DATA |
= = = = = = =
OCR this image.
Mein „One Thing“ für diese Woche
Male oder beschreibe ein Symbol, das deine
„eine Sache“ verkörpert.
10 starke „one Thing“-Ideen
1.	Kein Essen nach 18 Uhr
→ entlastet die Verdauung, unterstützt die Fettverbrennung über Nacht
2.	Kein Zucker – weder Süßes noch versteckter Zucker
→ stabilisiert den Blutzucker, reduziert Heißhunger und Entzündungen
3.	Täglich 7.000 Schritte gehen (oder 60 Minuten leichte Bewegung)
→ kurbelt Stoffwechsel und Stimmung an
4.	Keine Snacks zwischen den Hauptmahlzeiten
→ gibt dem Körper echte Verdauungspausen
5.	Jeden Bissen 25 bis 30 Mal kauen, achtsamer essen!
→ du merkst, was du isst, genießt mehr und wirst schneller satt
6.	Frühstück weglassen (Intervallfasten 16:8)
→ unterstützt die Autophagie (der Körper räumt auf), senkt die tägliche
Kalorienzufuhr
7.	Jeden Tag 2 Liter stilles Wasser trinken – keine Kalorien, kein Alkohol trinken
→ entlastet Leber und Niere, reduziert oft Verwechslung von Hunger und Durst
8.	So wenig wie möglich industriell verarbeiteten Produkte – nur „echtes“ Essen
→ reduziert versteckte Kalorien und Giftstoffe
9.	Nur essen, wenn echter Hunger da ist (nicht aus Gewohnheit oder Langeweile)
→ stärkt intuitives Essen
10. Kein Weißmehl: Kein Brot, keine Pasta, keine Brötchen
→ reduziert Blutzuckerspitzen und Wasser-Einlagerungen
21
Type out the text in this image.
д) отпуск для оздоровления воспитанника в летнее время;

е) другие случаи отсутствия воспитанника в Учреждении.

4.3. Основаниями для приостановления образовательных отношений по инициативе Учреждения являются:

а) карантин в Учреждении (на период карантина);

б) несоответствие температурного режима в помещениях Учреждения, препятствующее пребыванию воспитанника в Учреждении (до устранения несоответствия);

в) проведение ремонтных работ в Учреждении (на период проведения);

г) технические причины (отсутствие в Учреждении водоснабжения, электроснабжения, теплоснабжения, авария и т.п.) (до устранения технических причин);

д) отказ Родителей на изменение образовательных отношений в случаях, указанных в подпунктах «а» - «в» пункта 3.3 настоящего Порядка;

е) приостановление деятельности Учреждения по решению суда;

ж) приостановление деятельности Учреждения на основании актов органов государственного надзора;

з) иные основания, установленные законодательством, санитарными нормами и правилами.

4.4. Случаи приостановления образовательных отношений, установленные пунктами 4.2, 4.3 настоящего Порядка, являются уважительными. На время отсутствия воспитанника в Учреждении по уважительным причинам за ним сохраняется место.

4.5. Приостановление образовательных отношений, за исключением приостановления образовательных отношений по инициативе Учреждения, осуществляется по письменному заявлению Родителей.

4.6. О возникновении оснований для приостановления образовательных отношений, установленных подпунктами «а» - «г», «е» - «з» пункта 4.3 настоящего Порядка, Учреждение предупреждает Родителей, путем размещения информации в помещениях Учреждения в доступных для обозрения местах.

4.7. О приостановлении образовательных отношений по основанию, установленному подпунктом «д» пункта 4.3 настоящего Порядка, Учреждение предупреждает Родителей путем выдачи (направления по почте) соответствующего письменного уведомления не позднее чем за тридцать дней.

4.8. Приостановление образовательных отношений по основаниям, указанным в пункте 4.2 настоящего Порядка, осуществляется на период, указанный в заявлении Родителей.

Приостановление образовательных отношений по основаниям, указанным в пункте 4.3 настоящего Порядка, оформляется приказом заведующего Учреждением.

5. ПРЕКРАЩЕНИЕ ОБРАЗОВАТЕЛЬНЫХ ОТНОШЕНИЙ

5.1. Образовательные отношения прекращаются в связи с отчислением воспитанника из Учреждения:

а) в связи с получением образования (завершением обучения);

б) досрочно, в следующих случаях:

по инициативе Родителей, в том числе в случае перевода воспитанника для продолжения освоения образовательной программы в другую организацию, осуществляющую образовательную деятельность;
= = = = = = =
EXERCISE PROMPT |
Give back the whole listing exactly as it reads.

EXERCISE ANSWER |
OCR this image.
Mein „One Thing“ für diese Woche
Male oder beschreibe ein Symbol, das deine
„eine Sache“ verkörpert.
10 starke „one Thing“-Ideen
1.	Kein Essen nach 18 Uhr
→ entlastet die Verdauung, unterstützt die Fettverbrennung über Nacht
2.	Kein Zucker – weder Süßes noch versteckter Zucker
→ stabilisiert den Blutzucker, reduziert Heißhunger und Entzündungen
3.	Täglich 7.000 Schritte gehen (oder 60 Minuten leichte Bewegung)
→ kurbelt Stoffwechsel und Stimmung an
4.	Keine Snacks zwischen den Hauptmahlzeiten
→ gibt dem Körper echte Verdauungspausen
5.	Jeden Bissen 25 bis 30 Mal kauen, achtsamer essen!
→ du merkst, was du isst, genießt mehr und wirst schneller satt
6.	Frühstück weglassen (Intervallfasten 16:8)
→ unterstützt die Autophagie (der Körper räumt auf), senkt die tägliche
Kalorienzufuhr
7.	Jeden Tag 2 Liter stilles Wasser trinken – keine Kalorien, kein Alkohol trinken
→ entlastet Leber und Niere, reduziert oft Verwechslung von Hunger und Durst
8.	So wenig wie möglich industriell verarbeiteten Produkte – nur „echtes“ Essen
→ reduziert versteckte Kalorien und Giftstoffe
9.	Nur essen, wenn echter Hunger da ist (nicht aus Gewohnheit oder Langeweile)
→ stärkt intuitives Essen
10. Kein Weißmehl: Kein Brot, keine Pasta, keine Brötchen
→ reduziert Blutzuckerspitzen und Wasser-Einlagerungen
21
Type out the text in this image.
д) отпуск для оздоровления воспитанника в летнее время;

е) другие случаи отсутствия воспитанника в Учреждении.

4.3. Основаниями для приостановления образовательных отношений по инициативе Учреждения являются:

а) карантин в Учреждении (на период карантина);

б) несоответствие температурного режима в помещениях Учреждения, препятствующее пребыванию воспитанника в Учреждении (до устранения несоответствия);

в) проведение ремонтных работ в Учреждении (на период проведения);

г) технические причины (отсутствие в Учреждении водоснабжения, электроснабжения, теплоснабжения, авария и т.п.) (до устранения технических причин);

д) отказ Родителей на изменение образовательных отношений в случаях, указанных в подпунктах «а» - «в» пункта 3.3 настоящего Порядка;

е) приостановление деятельности Учреждения по решению суда;

ж) приостановление деятельности Учреждения на основании актов органов государственного надзора;

з) иные основания, установленные законодательством, санитарными нормами и правилами.

4.4. Случаи приостановления образовательных отношений, установленные пунктами 4.2, 4.3 настоящего Порядка, являются уважительными. На время отсутствия воспитанника в Учреждении по уважительным причинам за ним сохраняется место.

4.5. Приостановление образовательных отношений, за исключением приостановления образовательных отношений по инициативе Учреждения, осуществляется по письменному заявлению Родителей.

4.6. О возникновении оснований для приостановления образовательных отношений, установленных подпунктами «а» - «г», «е» - «з» пункта 4.3 настоящего Порядка, Учреждение предупреждает Родителей, путем размещения информации в помещениях Учреждения в доступных для обозрения местах.

4.7. О приостановлении образовательных отношений по основанию, установленному подпунктом «д» пункта 4.3 настоящего Порядка, Учреждение предупреждает Родителей путем выдачи (направления по почте) соответствующего письменного уведомления не позднее чем за тридцать дней.

4.8. Приостановление образовательных отношений по основаниям, указанным в пункте 4.2 настоящего Порядка, осуществляется на период, указанный в заявлении Родителей.

Приостановление образовательных отношений по основаниям, указанным в пункте 4.3 настоящего Порядка, оформляется приказом заведующего Учреждением.

5. ПРЕКРАЩЕНИЕ ОБРАЗОВАТЕЛЬНЫХ ОТНОШЕНИЙ

5.1. Образовательные отношения прекращаются в связи с отчислением воспитанника из Учреждения:

а) в связи с получением образования (завершением обучения);

б) досрочно, в следующих случаях:

по инициативе Родителей, в том числе в случае перевода воспитанника для продолжения освоения образовательной программы в другую организацию, осуществляющую образовательную деятельность;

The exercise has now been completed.